§ **TASK PROMPT**
Convert the data from its first line through the line containing "temperature-label: 25°C xyxy=(238,11,261,23)", inclusive, into a Markdown table with the columns Row and Line. Number each row and omit blank lines.

§ **RECORD EXCERPTS**
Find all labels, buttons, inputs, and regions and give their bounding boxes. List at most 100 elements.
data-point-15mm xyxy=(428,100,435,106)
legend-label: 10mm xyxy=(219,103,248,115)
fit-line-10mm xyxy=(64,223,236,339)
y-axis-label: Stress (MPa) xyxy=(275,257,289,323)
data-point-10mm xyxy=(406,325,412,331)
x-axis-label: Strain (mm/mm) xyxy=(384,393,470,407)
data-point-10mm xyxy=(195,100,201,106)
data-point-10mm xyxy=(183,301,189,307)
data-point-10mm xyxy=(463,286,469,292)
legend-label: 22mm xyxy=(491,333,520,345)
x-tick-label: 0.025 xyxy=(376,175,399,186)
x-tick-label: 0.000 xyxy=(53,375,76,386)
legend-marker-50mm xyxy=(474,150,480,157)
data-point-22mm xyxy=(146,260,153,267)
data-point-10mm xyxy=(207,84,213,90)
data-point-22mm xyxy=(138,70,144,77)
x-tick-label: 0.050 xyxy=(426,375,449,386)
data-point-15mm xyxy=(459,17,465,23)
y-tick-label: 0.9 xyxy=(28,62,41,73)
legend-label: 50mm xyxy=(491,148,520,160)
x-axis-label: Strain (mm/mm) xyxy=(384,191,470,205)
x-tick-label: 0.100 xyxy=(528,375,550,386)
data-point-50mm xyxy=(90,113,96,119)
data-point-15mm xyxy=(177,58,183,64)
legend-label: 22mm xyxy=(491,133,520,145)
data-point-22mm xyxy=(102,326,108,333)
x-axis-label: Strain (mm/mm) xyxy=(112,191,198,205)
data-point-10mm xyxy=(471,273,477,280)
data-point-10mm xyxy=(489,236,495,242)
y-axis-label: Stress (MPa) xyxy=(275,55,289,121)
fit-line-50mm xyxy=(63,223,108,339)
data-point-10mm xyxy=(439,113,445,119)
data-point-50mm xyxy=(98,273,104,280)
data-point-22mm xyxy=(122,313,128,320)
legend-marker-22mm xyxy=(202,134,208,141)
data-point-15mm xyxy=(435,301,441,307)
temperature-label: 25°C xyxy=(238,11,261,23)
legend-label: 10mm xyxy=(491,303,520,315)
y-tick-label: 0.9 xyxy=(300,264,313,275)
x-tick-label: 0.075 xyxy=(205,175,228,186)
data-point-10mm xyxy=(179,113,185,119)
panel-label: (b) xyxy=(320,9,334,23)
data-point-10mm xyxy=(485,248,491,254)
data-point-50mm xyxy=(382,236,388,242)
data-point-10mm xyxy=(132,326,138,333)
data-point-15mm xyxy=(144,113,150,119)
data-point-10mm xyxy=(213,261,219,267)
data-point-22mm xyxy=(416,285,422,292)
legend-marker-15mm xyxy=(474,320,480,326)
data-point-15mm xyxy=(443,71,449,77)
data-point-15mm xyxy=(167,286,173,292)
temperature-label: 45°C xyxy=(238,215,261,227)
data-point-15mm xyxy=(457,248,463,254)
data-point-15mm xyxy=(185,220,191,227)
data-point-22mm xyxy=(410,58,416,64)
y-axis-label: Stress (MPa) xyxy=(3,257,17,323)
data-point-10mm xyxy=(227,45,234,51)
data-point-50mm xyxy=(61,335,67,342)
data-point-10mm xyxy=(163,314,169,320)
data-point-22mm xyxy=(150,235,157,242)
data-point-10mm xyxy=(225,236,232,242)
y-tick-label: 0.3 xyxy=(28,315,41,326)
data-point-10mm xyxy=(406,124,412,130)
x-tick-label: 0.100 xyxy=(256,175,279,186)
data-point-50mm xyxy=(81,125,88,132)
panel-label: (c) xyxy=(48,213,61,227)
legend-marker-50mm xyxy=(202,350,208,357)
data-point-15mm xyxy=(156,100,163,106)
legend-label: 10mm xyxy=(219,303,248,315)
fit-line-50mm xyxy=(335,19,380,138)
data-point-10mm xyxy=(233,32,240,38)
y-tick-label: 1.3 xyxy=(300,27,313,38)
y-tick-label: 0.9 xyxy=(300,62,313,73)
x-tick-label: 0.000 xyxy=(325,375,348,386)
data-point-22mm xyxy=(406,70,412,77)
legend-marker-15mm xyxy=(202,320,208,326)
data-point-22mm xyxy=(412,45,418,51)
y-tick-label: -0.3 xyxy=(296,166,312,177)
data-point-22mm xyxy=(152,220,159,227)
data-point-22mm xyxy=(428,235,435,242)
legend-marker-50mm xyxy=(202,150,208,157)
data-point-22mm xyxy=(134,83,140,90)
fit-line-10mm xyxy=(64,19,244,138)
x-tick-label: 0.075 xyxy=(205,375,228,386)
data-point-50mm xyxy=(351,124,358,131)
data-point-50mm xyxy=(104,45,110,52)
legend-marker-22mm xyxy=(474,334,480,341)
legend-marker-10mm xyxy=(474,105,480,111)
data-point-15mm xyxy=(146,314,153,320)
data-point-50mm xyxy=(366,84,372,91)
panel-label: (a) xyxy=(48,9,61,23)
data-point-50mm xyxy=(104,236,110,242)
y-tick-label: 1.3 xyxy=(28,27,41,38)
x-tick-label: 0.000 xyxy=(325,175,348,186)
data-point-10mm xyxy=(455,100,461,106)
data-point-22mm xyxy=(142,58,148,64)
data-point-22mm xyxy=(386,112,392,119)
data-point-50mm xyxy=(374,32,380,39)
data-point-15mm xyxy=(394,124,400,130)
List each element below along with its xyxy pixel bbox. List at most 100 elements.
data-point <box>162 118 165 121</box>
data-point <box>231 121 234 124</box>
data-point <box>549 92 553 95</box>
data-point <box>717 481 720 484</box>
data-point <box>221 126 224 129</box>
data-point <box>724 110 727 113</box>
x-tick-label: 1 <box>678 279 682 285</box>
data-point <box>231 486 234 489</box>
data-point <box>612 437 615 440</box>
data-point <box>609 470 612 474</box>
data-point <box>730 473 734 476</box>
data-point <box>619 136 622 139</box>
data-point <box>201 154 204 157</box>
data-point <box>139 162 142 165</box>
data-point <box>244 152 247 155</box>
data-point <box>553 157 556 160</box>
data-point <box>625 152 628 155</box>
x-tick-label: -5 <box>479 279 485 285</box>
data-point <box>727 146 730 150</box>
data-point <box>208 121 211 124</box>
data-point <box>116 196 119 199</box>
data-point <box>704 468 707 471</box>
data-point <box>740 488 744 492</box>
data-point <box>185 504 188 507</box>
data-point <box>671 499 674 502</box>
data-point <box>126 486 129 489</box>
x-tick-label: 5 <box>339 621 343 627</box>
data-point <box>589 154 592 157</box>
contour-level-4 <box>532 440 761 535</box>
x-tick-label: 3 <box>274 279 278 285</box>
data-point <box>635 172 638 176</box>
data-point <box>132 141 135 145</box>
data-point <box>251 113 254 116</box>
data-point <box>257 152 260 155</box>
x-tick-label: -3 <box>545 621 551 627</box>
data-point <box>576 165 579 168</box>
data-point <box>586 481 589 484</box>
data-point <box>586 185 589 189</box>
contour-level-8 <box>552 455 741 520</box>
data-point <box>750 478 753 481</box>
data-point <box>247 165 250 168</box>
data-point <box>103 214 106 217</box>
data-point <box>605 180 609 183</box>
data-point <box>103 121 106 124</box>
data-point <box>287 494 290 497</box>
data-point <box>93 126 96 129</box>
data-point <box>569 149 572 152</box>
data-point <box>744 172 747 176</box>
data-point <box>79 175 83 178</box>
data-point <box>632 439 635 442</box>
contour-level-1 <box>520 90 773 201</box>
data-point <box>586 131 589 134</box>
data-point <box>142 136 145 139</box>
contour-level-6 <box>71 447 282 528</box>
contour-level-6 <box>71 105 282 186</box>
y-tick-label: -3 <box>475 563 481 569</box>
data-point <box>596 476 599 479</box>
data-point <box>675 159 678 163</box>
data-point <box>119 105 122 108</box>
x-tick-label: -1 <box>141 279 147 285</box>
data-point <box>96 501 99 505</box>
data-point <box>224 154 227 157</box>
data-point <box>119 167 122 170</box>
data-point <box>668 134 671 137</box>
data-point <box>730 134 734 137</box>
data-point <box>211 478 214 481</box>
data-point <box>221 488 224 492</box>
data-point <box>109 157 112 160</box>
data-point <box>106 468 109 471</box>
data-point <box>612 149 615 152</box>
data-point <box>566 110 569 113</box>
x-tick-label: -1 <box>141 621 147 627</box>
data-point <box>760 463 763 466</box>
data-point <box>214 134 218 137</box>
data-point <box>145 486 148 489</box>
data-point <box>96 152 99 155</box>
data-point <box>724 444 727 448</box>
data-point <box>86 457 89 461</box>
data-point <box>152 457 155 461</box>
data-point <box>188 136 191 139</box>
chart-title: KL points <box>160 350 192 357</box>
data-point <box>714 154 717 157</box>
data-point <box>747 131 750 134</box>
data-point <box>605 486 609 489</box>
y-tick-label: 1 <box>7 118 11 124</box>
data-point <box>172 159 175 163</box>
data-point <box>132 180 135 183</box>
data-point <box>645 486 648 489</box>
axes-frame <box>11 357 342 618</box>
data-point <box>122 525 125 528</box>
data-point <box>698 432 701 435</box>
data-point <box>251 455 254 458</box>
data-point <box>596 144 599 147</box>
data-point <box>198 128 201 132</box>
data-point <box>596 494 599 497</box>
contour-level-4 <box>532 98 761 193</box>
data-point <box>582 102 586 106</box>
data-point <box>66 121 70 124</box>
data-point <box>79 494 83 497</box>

§ **RESULT FOR THIS EXERCISE**
| Row | Line |
|---|---|
| 1 | Find all labels, buttons, inputs, and regions and give their bounding boxes. List at most 100 elements. |
| 2 | data-point-15mm xyxy=(428,100,435,106) |
| 3 | legend-label: 10mm xyxy=(219,103,248,115) |
| 4 | fit-line-10mm xyxy=(64,223,236,339) |
| 5 | y-axis-label: Stress (MPa) xyxy=(275,257,289,323) |
| 6 | data-point-10mm xyxy=(406,325,412,331) |
| 7 | x-axis-label: Strain (mm/mm) xyxy=(384,393,470,407) |
| 8 | data-point-10mm xyxy=(195,100,201,106) |
| 9 | data-point-10mm xyxy=(183,301,189,307) |
| 10 | data-point-10mm xyxy=(463,286,469,292) |
| 11 | legend-label: 22mm xyxy=(491,333,520,345) |
| 12 | x-tick-label: 0.025 xyxy=(376,175,399,186) |
| 13 | x-tick-label: 0.000 xyxy=(53,375,76,386) |
| 14 | legend-marker-50mm xyxy=(474,150,480,157) |
| 15 | data-point-22mm xyxy=(146,260,153,267) |
| 16 | data-point-10mm xyxy=(207,84,213,90) |
| 17 | data-point-22mm xyxy=(138,70,144,77) |
| 18 | x-tick-label: 0.050 xyxy=(426,375,449,386) |
| 19 | data-point-15mm xyxy=(459,17,465,23) |
| 20 | y-tick-label: 0.9 xyxy=(28,62,41,73) |
| 21 | legend-label: 50mm xyxy=(491,148,520,160) |
| 22 | x-axis-label: Strain (mm/mm) xyxy=(384,191,470,205) |
| 23 | x-tick-label: 0.100 xyxy=(528,375,550,386) |
| 24 | data-point-50mm xyxy=(90,113,96,119) |
| 25 | data-point-15mm xyxy=(177,58,183,64) |
| 26 | legend-label: 22mm xyxy=(491,133,520,145) |
| 27 | data-point-22mm xyxy=(102,326,108,333) |
| 28 | x-axis-label: Strain (mm/mm) xyxy=(112,191,198,205) |
| 29 | data-point-10mm xyxy=(471,273,477,280) |
| 30 | data-point-10mm xyxy=(489,236,495,242) |
| 31 | y-axis-label: Stress (MPa) xyxy=(275,55,289,121) |
| 32 | fit-line-50mm xyxy=(63,223,108,339) |
| 33 | data-point-10mm xyxy=(439,113,445,119) |
| 34 | data-point-50mm xyxy=(98,273,104,280) |
| 35 | data-point-22mm xyxy=(122,313,128,320) |
| 36 | legend-marker-22mm xyxy=(202,134,208,141) |
| 37 | data-point-15mm xyxy=(435,301,441,307) |
| 38 | temperature-label: 25°C xyxy=(238,11,261,23) |